- [Data in this exercise]
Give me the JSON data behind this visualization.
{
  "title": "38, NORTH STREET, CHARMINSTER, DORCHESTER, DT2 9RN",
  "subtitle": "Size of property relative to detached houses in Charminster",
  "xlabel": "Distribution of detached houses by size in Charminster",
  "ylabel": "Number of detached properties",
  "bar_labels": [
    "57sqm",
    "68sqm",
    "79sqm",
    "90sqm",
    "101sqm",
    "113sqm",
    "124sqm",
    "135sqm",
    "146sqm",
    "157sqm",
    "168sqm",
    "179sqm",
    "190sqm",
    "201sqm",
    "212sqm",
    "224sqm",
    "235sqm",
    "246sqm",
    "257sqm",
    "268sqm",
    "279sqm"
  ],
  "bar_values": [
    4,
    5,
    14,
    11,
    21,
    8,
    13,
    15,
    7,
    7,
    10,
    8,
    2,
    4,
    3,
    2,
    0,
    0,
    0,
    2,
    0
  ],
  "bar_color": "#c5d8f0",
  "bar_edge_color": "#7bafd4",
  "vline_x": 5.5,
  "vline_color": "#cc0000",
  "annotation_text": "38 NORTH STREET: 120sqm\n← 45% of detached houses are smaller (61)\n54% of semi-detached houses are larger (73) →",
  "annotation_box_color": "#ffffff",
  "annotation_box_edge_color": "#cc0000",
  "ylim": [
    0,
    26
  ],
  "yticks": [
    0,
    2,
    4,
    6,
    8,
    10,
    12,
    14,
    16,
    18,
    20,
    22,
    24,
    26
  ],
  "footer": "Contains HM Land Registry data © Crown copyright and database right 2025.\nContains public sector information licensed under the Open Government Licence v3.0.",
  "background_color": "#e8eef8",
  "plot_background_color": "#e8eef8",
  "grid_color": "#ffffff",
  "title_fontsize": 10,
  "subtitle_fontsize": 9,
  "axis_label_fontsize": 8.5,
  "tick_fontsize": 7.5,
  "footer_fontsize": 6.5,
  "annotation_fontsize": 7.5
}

- [Work required] Copy out each line exactly.

- [Solution for this exercise]
Give me the JSON data behind this visualization.
{
  "title": "38, NORTH STREET, CHARMINSTER, DORCHESTER, DT2 9RN",
  "subtitle": "Size of property relative to detached houses in Charminster",
  "xlabel": "Distribution of detached houses by size in Charminster",
  "ylabel": "Number of detached properties",
  "bar_labels": [
    "57sqm",
    "68sqm",
    "79sqm",
    "90sqm",
    "101sqm",
    "113sqm",
    "124sqm",
    "135sqm",
    "146sqm",
    "157sqm",
    "168sqm",
    "179sqm",
    "190sqm",
    "201sqm",
    "212sqm",
    "224sqm",
    "235sqm",
    "246sqm",
    "257sqm",
    "268sqm",
    "279sqm"
  ],
  "bar_values": [
    4,
    5,
    14,
    11,
    21,
    8,
    13,
    15,
    7,
    7,
    10,
    8,
    2,
    4,
    3,
    2,
    0,
    0,
    0,
    2,
    0
  ],
  "bar_color": "#c5d8f0",
  "bar_edge_color": "#7bafd4",
  "vline_x": 5.5,
  "vline_color": "#cc0000",
  "annotation_text": "38 NORTH STREET: 120sqm\n← 45% of detached houses are smaller (61)\n54% of semi-detached houses are larger (73) →",
  "annotation_box_color": "#ffffff",
  "annotation_box_edge_color": "#cc0000",
  "ylim": [
    0,
    26
  ],
  "yticks": [
    0,
    2,
    4,
    6,
    8,
    10,
    12,
    14,
    16,
    18,
    20,
    22,
    24,
    26
  ],
  "footer": "Contains HM Land Registry data © Crown copyright and database right 2025.\nContains public sector information licensed under the Open Government Licence v3.0.",
  "background_color": "#e8eef8",
  "plot_background_color": "#e8eef8",
  "grid_color": "#ffffff",
  "title_fontsize": 10,
  "subtitle_fontsize": 9,
  "axis_label_fontsize": 8.5,
  "tick_fontsize": 7.5,
  "footer_fontsize": 6.5,
  "annotation_fontsize": 7.5
}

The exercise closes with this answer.